- **Do this**:
Pull each line holding the word "JSON" from the data.

(Collected data entries)

+===+

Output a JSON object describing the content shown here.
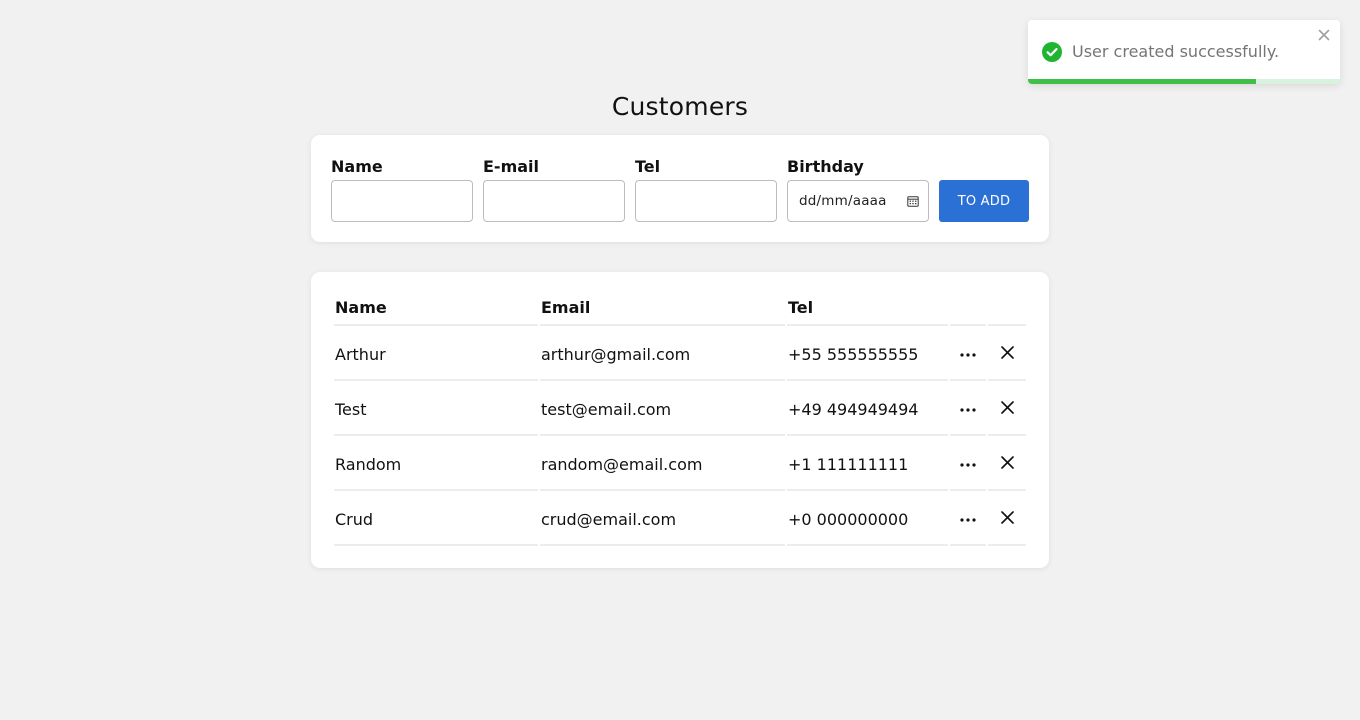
{
  "page": {
    "title": "Customers"
  },
  "form": {
    "name_label": "Name",
    "name_value": "",
    "email_label": "E-mail",
    "email_value": "",
    "tel_label": "Tel",
    "tel_value": "",
    "birthday_label": "Birthday",
    "birthday_placeholder": "dd/mm/aaaa",
    "submit_label": "TO ADD"
  },
  "table": {
    "headers": [
      "Name",
      "Email",
      "Tel"
    ],
    "rows": [
      {
        "name": "Arthur",
        "email": "arthur@gmail.com",
        "tel": "+55 555555555"
      },
      {
        "name": "Test",
        "email": "test@email.com",
        "tel": "+49 494949494"
      },
      {
        "name": "Random",
        "email": "random@email.com",
        "tel": "+1 111111111"
      },
      {
        "name": "Crud",
        "email": "crud@email.com",
        "tel": "+0 000000000"
      }
    ],
    "row_actions": [
      "more-icon",
      "close-icon"
    ]
  },
  "toast": {
    "message": "User created successfully.",
    "icon": "check-circle-icon",
    "progress": 0.73
  },
  "colors": {
    "background": "#f1f1f1",
    "primary": "#2b70d4",
    "success": "#3fbf48",
    "success_track": "#d8f3dd",
    "toast_text": "#757575"
  }
}
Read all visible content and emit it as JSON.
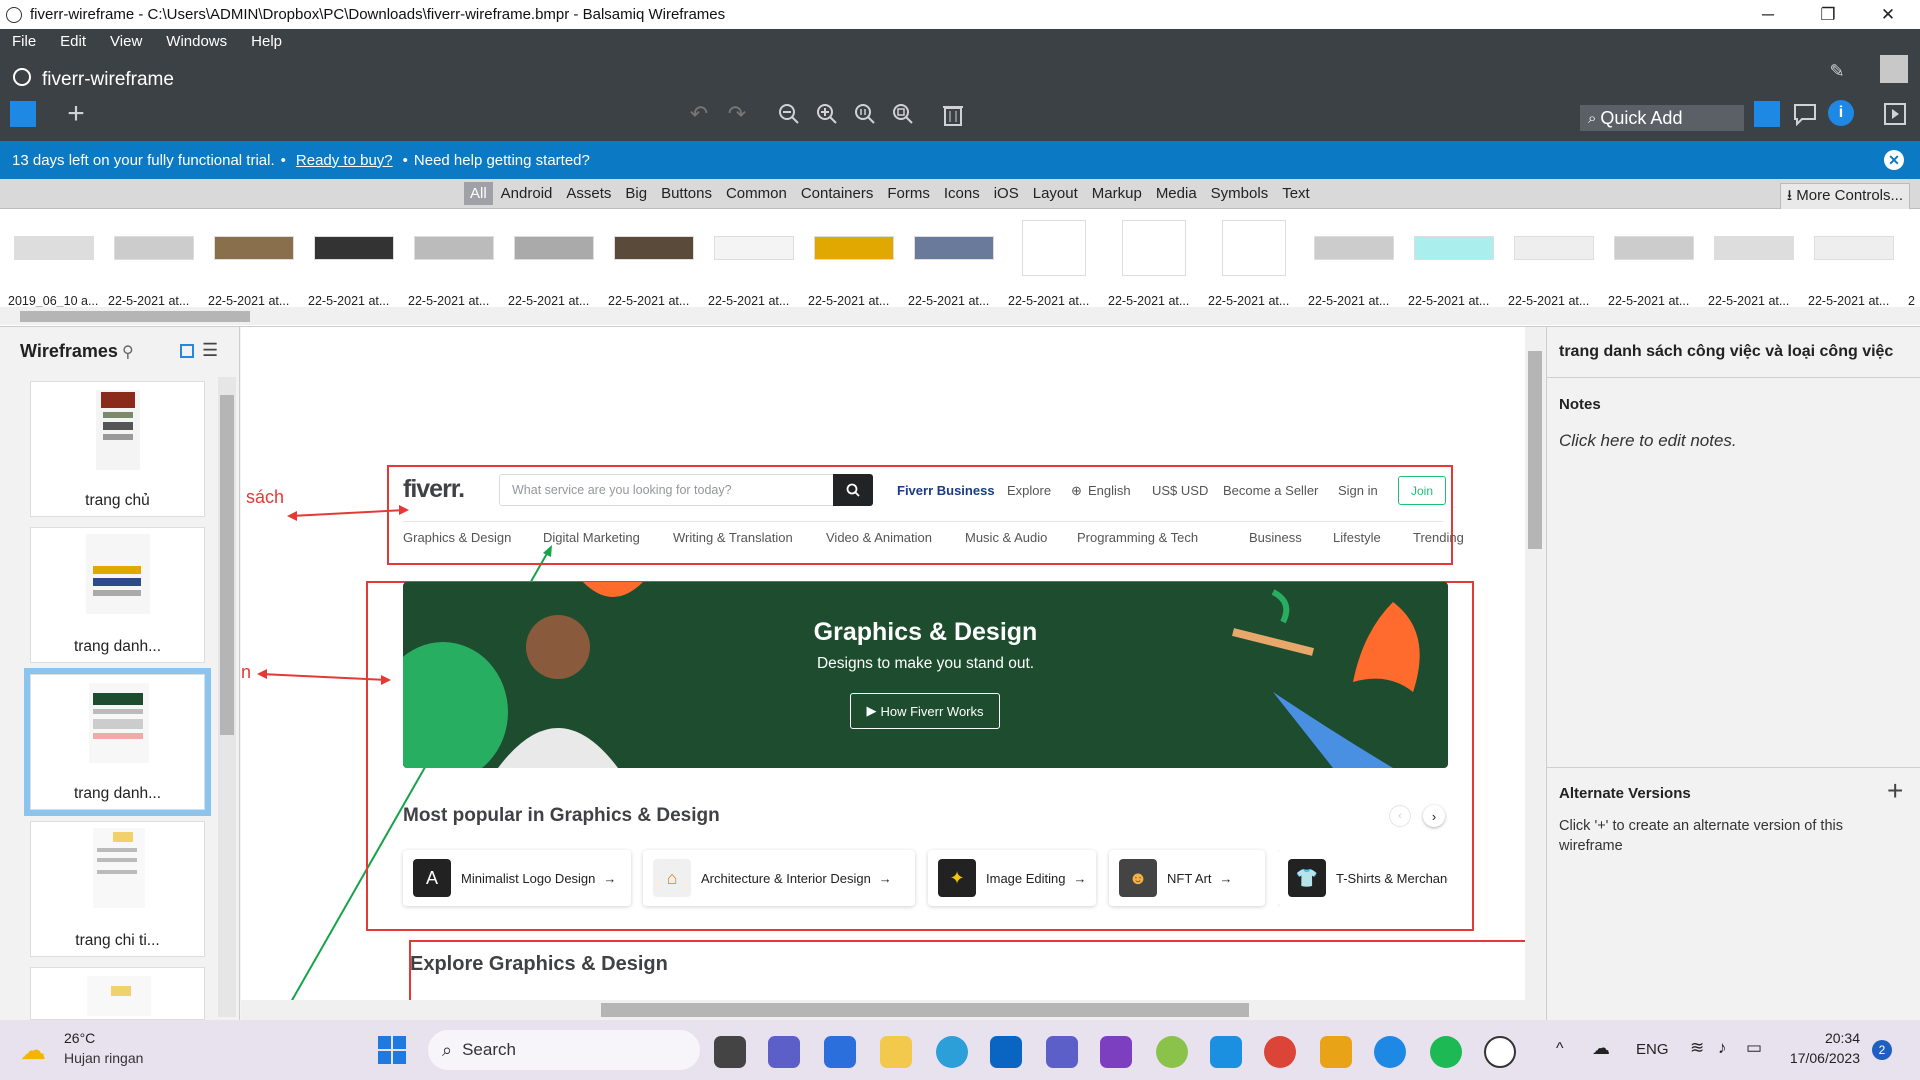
{
  "window": {
    "title": "fiverr-wireframe - C:\\Users\\ADMIN\\Dropbox\\PC\\Downloads\\fiverr-wireframe.bmpr - Balsamiq Wireframes",
    "minimize": "─",
    "maximize": "❐",
    "close": "✕"
  },
  "menu": [
    "File",
    "Edit",
    "View",
    "Windows",
    "Help"
  ],
  "app": {
    "doc_name": "fiverr-wireframe",
    "quick_add": "Quick Add"
  },
  "trial": {
    "text": "13 days left on your fully functional trial.",
    "bullet1": "•",
    "link": "Ready to buy?",
    "bullet2": "•",
    "help": "Need help getting started?"
  },
  "library_tabs": [
    "All",
    "Android",
    "Assets",
    "Big",
    "Buttons",
    "Common",
    "Containers",
    "Forms",
    "Icons",
    "iOS",
    "Layout",
    "Markup",
    "Media",
    "Symbols",
    "Text"
  ],
  "more_controls": "More Controls...",
  "thumbnails": [
    "2019_06_10 a...",
    "22-5-2021 at...",
    "22-5-2021 at...",
    "22-5-2021 at...",
    "22-5-2021 at...",
    "22-5-2021 at...",
    "22-5-2021 at...",
    "22-5-2021 at...",
    "22-5-2021 at...",
    "22-5-2021 at...",
    "22-5-2021 at...",
    "22-5-2021 at...",
    "22-5-2021 at...",
    "22-5-2021 at...",
    "22-5-2021 at...",
    "22-5-2021 at...",
    "22-5-2021 at...",
    "22-5-2021 at...",
    "22-5-2021 at..."
  ],
  "thumbnail_last_partial": "2",
  "left_panel": {
    "title": "Wireframes",
    "items": [
      "trang chủ",
      "trang danh...",
      "trang danh...",
      "trang chi ti..."
    ]
  },
  "canvas": {
    "note_left_1": "sách",
    "note_left_2": "n",
    "fiverr": {
      "logo": "fiverr.",
      "search_placeholder": "What service are you looking for today?",
      "nav": [
        "Fiverr Business",
        "Explore",
        "English",
        "US$ USD",
        "Become a Seller",
        "Sign in"
      ],
      "join": "Join",
      "categories": [
        "Graphics & Design",
        "Digital Marketing",
        "Writing & Translation",
        "Video & Animation",
        "Music & Audio",
        "Programming & Tech",
        "Business",
        "Lifestyle",
        "Trending"
      ]
    },
    "hero": {
      "title": "Graphics & Design",
      "subtitle": "Designs to make you stand out.",
      "button": "How Fiverr Works"
    },
    "popular": {
      "title": "Most popular in Graphics & Design",
      "cards": [
        "Minimalist Logo Design",
        "Architecture & Interior Design",
        "Image Editing",
        "NFT Art",
        "T-Shirts & Merchandi"
      ]
    },
    "explore_title": "Explore Graphics & Design"
  },
  "right_panel": {
    "title": "trang danh sách công việc và loại công việc",
    "notes_label": "Notes",
    "notes_placeholder": "Click here to edit notes.",
    "alt_label": "Alternate Versions",
    "alt_add": "+",
    "alt_desc": "Click '+' to create an alternate version of this wireframe"
  },
  "taskbar": {
    "temp": "26°C",
    "weather": "Hujan ringan",
    "search": "Search",
    "lang": "ENG",
    "time": "20:34",
    "date": "17/06/2023",
    "badge": "2"
  },
  "colors": {
    "app_dark": "#3c4146",
    "trial_blue": "#0b79c3",
    "hero_green": "#1d4d2e",
    "fiverr_green": "#1dbf73",
    "annotation_red": "#e53935"
  }
}
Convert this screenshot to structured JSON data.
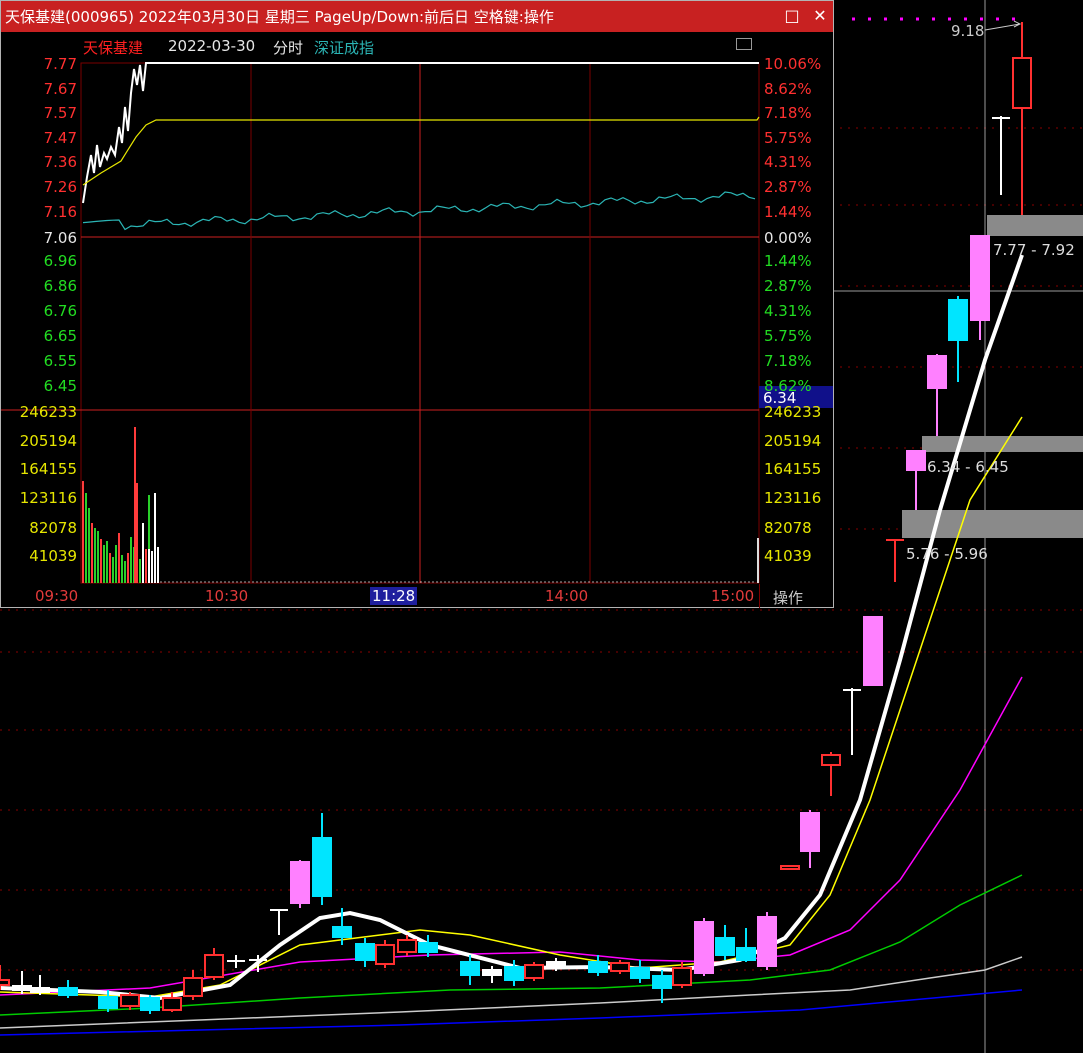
{
  "window": {
    "title": "天保基建(000965) 2022年03月30日 星期三 PageUp/Down:前后日 空格键:操作",
    "maximize_glyph": "□",
    "close_glyph": "✕"
  },
  "header": {
    "stock_name": "天保基建",
    "date": "2022-03-30",
    "mode": "分时",
    "index_name": "深证成指"
  },
  "intraday": {
    "price_labels": [
      "7.77",
      "7.67",
      "7.57",
      "7.47",
      "7.36",
      "7.26",
      "7.16",
      "7.06",
      "6.96",
      "6.86",
      "6.76",
      "6.65",
      "6.55",
      "6.45"
    ],
    "pct_labels": [
      "10.06%",
      "8.62%",
      "7.18%",
      "5.75%",
      "4.31%",
      "2.87%",
      "1.44%",
      "0.00%",
      "1.44%",
      "2.87%",
      "4.31%",
      "5.75%",
      "7.18%",
      "8.62%"
    ],
    "volume_labels": [
      "246233",
      "205194",
      "164155",
      "123116",
      "82078",
      "41039"
    ],
    "cursor_price": "6.34",
    "time_labels": [
      "09:30",
      "10:30",
      "11:28",
      "14:00",
      "15:00"
    ],
    "ops_label": "操作",
    "colors": {
      "up": "#ff3b3b",
      "down": "#2ad12a",
      "flat": "#ffffff",
      "avg": "#e6e600",
      "index": "#2bb5b5",
      "grid": "#7a0000"
    }
  },
  "kline": {
    "high_label": "9.18",
    "zones": [
      {
        "label": "7.77 - 7.92"
      },
      {
        "label": "6.34 - 6.45"
      },
      {
        "label": "5.76 - 5.96"
      }
    ],
    "colors": {
      "up": "#ff3030",
      "down": "#00e5ff",
      "strong_up": "#ff80ff",
      "ma5": "#ffffff",
      "ma10": "#ffff00",
      "ma20": "#ff00ff",
      "ma30": "#00cc00",
      "ma60": "#cccccc",
      "ma120": "#0000ff"
    }
  }
}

+===+

- **Expected answer**:
Output a JSON object describing the content shown here.
Read all visible content and emit it as JSON.
Convert this screenshot to structured JSON data.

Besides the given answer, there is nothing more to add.